═════ Extracted data

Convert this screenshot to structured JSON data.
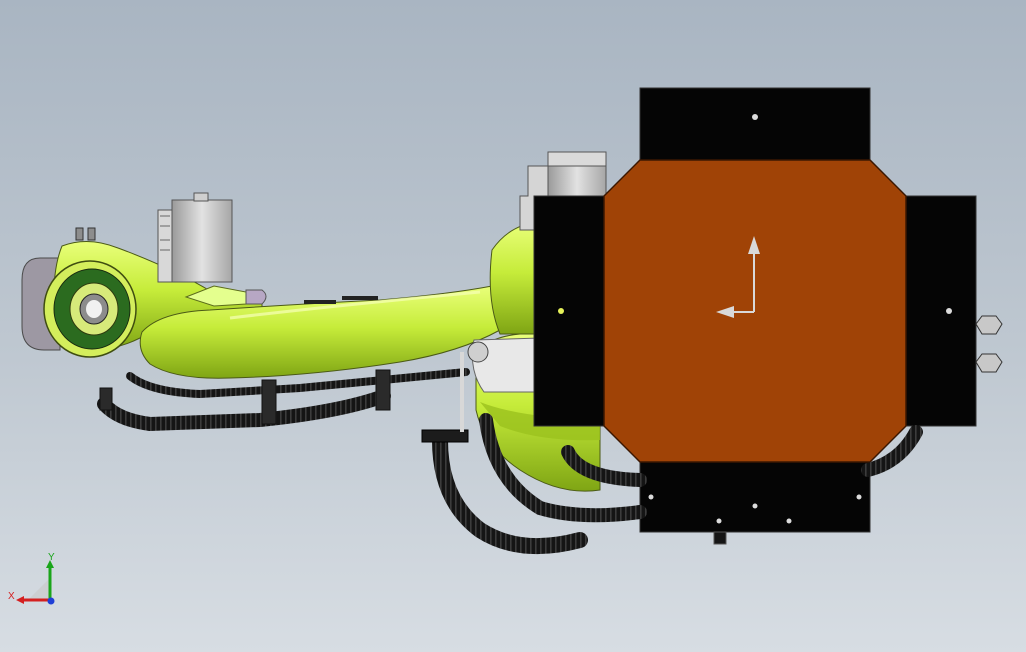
{
  "viewport": {
    "background_top": "#a9b5c2",
    "background_bottom": "#d7dde3"
  },
  "model": {
    "arm_color": "#c6ec3a",
    "plate_color": "#a04306",
    "bracket_color": "#050505",
    "motor_color": "#bfbfbf",
    "hose_color": "#1a1a1a",
    "bearing_color": "#2b6b1f"
  },
  "triad": {
    "y_label": "Y",
    "x_label": "X",
    "y_color": "#1aa51a",
    "x_color": "#d42020",
    "z_color": "#1f3fd6"
  }
}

══════════

◆ **Task goal**: Quote everything in the listing above exactly; pictures are the only thing to omit.

◆ **Task response**:
Convert this screenshot to structured JSON data.
{
  "viewport": {
    "background_top": "#a9b5c2",
    "background_bottom": "#d7dde3"
  },
  "model": {
    "arm_color": "#c6ec3a",
    "plate_color": "#a04306",
    "bracket_color": "#050505",
    "motor_color": "#bfbfbf",
    "hose_color": "#1a1a1a",
    "bearing_color": "#2b6b1f"
  },
  "triad": {
    "y_label": "Y",
    "x_label": "X",
    "y_color": "#1aa51a",
    "x_color": "#d42020",
    "z_color": "#1f3fd6"
  }
}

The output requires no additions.